== SET PROBLEM ==
Repeat every record below exactly as written.

== Figure content listings ==
........
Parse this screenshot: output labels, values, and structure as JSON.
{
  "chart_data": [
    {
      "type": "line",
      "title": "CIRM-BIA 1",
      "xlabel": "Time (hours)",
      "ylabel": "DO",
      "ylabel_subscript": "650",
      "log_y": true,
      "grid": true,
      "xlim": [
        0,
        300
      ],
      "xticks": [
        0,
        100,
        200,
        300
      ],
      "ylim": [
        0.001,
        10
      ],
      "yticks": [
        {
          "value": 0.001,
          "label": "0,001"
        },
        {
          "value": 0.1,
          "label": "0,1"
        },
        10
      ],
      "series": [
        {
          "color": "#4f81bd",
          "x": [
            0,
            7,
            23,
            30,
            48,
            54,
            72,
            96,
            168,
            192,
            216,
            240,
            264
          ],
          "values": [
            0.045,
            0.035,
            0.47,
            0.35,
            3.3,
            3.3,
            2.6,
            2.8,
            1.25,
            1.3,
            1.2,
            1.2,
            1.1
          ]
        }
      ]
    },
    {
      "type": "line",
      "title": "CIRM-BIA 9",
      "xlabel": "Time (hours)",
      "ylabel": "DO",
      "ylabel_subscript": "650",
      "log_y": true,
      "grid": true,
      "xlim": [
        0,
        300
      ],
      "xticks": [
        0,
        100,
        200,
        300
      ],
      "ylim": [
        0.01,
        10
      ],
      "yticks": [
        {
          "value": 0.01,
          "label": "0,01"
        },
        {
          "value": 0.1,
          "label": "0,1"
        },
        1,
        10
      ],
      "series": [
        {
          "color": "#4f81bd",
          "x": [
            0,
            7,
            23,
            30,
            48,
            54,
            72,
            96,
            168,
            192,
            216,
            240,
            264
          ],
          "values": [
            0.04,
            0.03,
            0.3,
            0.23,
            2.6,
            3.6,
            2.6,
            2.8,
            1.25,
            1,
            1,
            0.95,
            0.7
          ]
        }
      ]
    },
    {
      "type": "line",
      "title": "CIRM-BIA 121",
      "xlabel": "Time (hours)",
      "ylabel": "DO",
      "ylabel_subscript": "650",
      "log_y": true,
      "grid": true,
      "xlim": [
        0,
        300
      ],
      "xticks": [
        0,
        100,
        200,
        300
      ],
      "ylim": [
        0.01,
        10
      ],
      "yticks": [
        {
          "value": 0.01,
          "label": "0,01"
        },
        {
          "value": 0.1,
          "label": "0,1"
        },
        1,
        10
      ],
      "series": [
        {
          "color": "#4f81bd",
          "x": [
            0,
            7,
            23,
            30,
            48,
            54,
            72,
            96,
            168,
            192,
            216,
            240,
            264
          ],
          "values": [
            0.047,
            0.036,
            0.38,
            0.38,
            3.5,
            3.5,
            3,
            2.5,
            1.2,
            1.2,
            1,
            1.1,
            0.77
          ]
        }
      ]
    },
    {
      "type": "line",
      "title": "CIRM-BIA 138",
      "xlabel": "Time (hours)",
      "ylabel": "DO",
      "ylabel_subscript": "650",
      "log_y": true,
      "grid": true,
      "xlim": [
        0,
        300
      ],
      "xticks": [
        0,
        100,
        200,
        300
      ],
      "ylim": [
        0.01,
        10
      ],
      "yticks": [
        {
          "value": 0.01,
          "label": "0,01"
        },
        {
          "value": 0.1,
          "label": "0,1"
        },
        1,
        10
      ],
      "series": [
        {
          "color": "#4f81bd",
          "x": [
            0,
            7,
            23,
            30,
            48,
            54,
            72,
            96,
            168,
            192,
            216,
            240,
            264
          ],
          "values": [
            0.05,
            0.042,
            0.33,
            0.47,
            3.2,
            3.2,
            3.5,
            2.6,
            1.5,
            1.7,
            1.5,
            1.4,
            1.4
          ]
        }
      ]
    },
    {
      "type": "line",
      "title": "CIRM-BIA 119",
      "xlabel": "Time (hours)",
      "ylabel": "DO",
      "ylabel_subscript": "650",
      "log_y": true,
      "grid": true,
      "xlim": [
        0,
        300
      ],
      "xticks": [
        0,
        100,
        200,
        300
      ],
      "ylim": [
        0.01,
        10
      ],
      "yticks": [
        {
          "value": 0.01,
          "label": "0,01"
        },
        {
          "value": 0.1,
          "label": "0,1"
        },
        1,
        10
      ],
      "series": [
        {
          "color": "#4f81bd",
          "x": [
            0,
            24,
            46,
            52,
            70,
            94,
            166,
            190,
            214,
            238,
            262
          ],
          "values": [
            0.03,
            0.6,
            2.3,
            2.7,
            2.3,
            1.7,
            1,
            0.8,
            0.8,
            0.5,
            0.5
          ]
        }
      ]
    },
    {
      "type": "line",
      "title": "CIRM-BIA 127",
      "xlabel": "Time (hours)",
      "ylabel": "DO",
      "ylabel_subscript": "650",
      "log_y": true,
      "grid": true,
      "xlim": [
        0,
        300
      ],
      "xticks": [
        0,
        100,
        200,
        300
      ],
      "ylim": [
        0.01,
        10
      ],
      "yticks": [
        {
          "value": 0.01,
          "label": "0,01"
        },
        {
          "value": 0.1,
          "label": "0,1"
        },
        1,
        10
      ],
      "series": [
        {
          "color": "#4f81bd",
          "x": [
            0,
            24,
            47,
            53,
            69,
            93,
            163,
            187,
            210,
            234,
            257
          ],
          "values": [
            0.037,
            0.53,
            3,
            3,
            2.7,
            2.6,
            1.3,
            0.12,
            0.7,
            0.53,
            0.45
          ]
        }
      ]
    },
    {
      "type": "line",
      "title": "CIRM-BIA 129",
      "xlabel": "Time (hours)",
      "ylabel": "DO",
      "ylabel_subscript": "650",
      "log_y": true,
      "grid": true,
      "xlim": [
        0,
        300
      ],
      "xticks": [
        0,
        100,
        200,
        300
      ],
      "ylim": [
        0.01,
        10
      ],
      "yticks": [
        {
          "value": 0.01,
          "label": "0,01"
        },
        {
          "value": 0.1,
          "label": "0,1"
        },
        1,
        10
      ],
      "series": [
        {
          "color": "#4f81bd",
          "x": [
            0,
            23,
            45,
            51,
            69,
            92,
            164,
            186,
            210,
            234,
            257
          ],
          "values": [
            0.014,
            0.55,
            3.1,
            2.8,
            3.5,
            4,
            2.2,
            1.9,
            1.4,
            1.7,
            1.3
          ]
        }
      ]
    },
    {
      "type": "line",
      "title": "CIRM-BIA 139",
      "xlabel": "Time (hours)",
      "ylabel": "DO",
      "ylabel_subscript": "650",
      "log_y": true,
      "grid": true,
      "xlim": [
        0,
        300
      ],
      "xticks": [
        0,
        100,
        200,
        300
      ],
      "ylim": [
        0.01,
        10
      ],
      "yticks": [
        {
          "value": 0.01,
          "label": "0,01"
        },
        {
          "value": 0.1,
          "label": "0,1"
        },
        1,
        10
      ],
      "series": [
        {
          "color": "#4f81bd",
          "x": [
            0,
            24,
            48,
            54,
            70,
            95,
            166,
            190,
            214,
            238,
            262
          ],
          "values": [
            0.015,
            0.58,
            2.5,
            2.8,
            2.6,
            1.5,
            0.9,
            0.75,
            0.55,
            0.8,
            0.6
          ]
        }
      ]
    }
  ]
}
........
== OUTPUT OF THE TASK ==
Parse this screenshot: output labels, values, and structure as JSON.
{
  "chart_data": [
    {
      "type": "line",
      "title": "CIRM-BIA 1",
      "xlabel": "Time (hours)",
      "ylabel": "DO",
      "ylabel_subscript": "650",
      "log_y": true,
      "grid": true,
      "xlim": [
        0,
        300
      ],
      "xticks": [
        0,
        100,
        200,
        300
      ],
      "ylim": [
        0.001,
        10
      ],
      "yticks": [
        {
          "value": 0.001,
          "label": "0,001"
        },
        {
          "value": 0.1,
          "label": "0,1"
        },
        10
      ],
      "series": [
        {
          "color": "#4f81bd",
          "x": [
            0,
            7,
            23,
            30,
            48,
            54,
            72,
            96,
            168,
            192,
            216,
            240,
            264
          ],
          "values": [
            0.045,
            0.035,
            0.47,
            0.35,
            3.3,
            3.3,
            2.6,
            2.8,
            1.25,
            1.3,
            1.2,
            1.2,
            1.1
          ]
        }
      ]
    },
    {
      "type": "line",
      "title": "CIRM-BIA 9",
      "xlabel": "Time (hours)",
      "ylabel": "DO",
      "ylabel_subscript": "650",
      "log_y": true,
      "grid": true,
      "xlim": [
        0,
        300
      ],
      "xticks": [
        0,
        100,
        200,
        300
      ],
      "ylim": [
        0.01,
        10
      ],
      "yticks": [
        {
          "value": 0.01,
          "label": "0,01"
        },
        {
          "value": 0.1,
          "label": "0,1"
        },
        1,
        10
      ],
      "series": [
        {
          "color": "#4f81bd",
          "x": [
            0,
            7,
            23,
            30,
            48,
            54,
            72,
            96,
            168,
            192,
            216,
            240,
            264
          ],
          "values": [
            0.04,
            0.03,
            0.3,
            0.23,
            2.6,
            3.6,
            2.6,
            2.8,
            1.25,
            1,
            1,
            0.95,
            0.7
          ]
        }
      ]
    },
    {
      "type": "line",
      "title": "CIRM-BIA 121",
      "xlabel": "Time (hours)",
      "ylabel": "DO",
      "ylabel_subscript": "650",
      "log_y": true,
      "grid": true,
      "xlim": [
        0,
        300
      ],
      "xticks": [
        0,
        100,
        200,
        300
      ],
      "ylim": [
        0.01,
        10
      ],
      "yticks": [
        {
          "value": 0.01,
          "label": "0,01"
        },
        {
          "value": 0.1,
          "label": "0,1"
        },
        1,
        10
      ],
      "series": [
        {
          "color": "#4f81bd",
          "x": [
            0,
            7,
            23,
            30,
            48,
            54,
            72,
            96,
            168,
            192,
            216,
            240,
            264
          ],
          "values": [
            0.047,
            0.036,
            0.38,
            0.38,
            3.5,
            3.5,
            3,
            2.5,
            1.2,
            1.2,
            1,
            1.1,
            0.77
          ]
        }
      ]
    },
    {
      "type": "line",
      "title": "CIRM-BIA 138",
      "xlabel": "Time (hours)",
      "ylabel": "DO",
      "ylabel_subscript": "650",
      "log_y": true,
      "grid": true,
      "xlim": [
        0,
        300
      ],
      "xticks": [
        0,
        100,
        200,
        300
      ],
      "ylim": [
        0.01,
        10
      ],
      "yticks": [
        {
          "value": 0.01,
          "label": "0,01"
        },
        {
          "value": 0.1,
          "label": "0,1"
        },
        1,
        10
      ],
      "series": [
        {
          "color": "#4f81bd",
          "x": [
            0,
            7,
            23,
            30,
            48,
            54,
            72,
            96,
            168,
            192,
            216,
            240,
            264
          ],
          "values": [
            0.05,
            0.042,
            0.33,
            0.47,
            3.2,
            3.2,
            3.5,
            2.6,
            1.5,
            1.7,
            1.5,
            1.4,
            1.4
          ]
        }
      ]
    },
    {
      "type": "line",
      "title": "CIRM-BIA 119",
      "xlabel": "Time (hours)",
      "ylabel": "DO",
      "ylabel_subscript": "650",
      "log_y": true,
      "grid": true,
      "xlim": [
        0,
        300
      ],
      "xticks": [
        0,
        100,
        200,
        300
      ],
      "ylim": [
        0.01,
        10
      ],
      "yticks": [
        {
          "value": 0.01,
          "label": "0,01"
        },
        {
          "value": 0.1,
          "label": "0,1"
        },
        1,
        10
      ],
      "series": [
        {
          "color": "#4f81bd",
          "x": [
            0,
            24,
            46,
            52,
            70,
            94,
            166,
            190,
            214,
            238,
            262
          ],
          "values": [
            0.03,
            0.6,
            2.3,
            2.7,
            2.3,
            1.7,
            1,
            0.8,
            0.8,
            0.5,
            0.5
          ]
        }
      ]
    },
    {
      "type": "line",
      "title": "CIRM-BIA 127",
      "xlabel": "Time (hours)",
      "ylabel": "DO",
      "ylabel_subscript": "650",
      "log_y": true,
      "grid": true,
      "xlim": [
        0,
        300
      ],
      "xticks": [
        0,
        100,
        200,
        300
      ],
      "ylim": [
        0.01,
        10
      ],
      "yticks": [
        {
          "value": 0.01,
          "label": "0,01"
        },
        {
          "value": 0.1,
          "label": "0,1"
        },
        1,
        10
      ],
      "series": [
        {
          "color": "#4f81bd",
          "x": [
            0,
            24,
            47,
            53,
            69,
            93,
            163,
            187,
            210,
            234,
            257
          ],
          "values": [
            0.037,
            0.53,
            3,
            3,
            2.7,
            2.6,
            1.3,
            0.12,
            0.7,
            0.53,
            0.45
          ]
        }
      ]
    },
    {
      "type": "line",
      "title": "CIRM-BIA 129",
      "xlabel": "Time (hours)",
      "ylabel": "DO",
      "ylabel_subscript": "650",
      "log_y": true,
      "grid": true,
      "xlim": [
        0,
        300
      ],
      "xticks": [
        0,
        100,
        200,
        300
      ],
      "ylim": [
        0.01,
        10
      ],
      "yticks": [
        {
          "value": 0.01,
          "label": "0,01"
        },
        {
          "value": 0.1,
          "label": "0,1"
        },
        1,
        10
      ],
      "series": [
        {
          "color": "#4f81bd",
          "x": [
            0,
            23,
            45,
            51,
            69,
            92,
            164,
            186,
            210,
            234,
            257
          ],
          "values": [
            0.014,
            0.55,
            3.1,
            2.8,
            3.5,
            4,
            2.2,
            1.9,
            1.4,
            1.7,
            1.3
          ]
        }
      ]
    },
    {
      "type": "line",
      "title": "CIRM-BIA 139",
      "xlabel": "Time (hours)",
      "ylabel": "DO",
      "ylabel_subscript": "650",
      "log_y": true,
      "grid": true,
      "xlim": [
        0,
        300
      ],
      "xticks": [
        0,
        100,
        200,
        300
      ],
      "ylim": [
        0.01,
        10
      ],
      "yticks": [
        {
          "value": 0.01,
          "label": "0,01"
        },
        {
          "value": 0.1,
          "label": "0,1"
        },
        1,
        10
      ],
      "series": [
        {
          "color": "#4f81bd",
          "x": [
            0,
            24,
            48,
            54,
            70,
            95,
            166,
            190,
            214,
            238,
            262
          ],
          "values": [
            0.015,
            0.58,
            2.5,
            2.8,
            2.6,
            1.5,
            0.9,
            0.75,
            0.55,
            0.8,
            0.6
          ]
        }
      ]
    }
  ]
}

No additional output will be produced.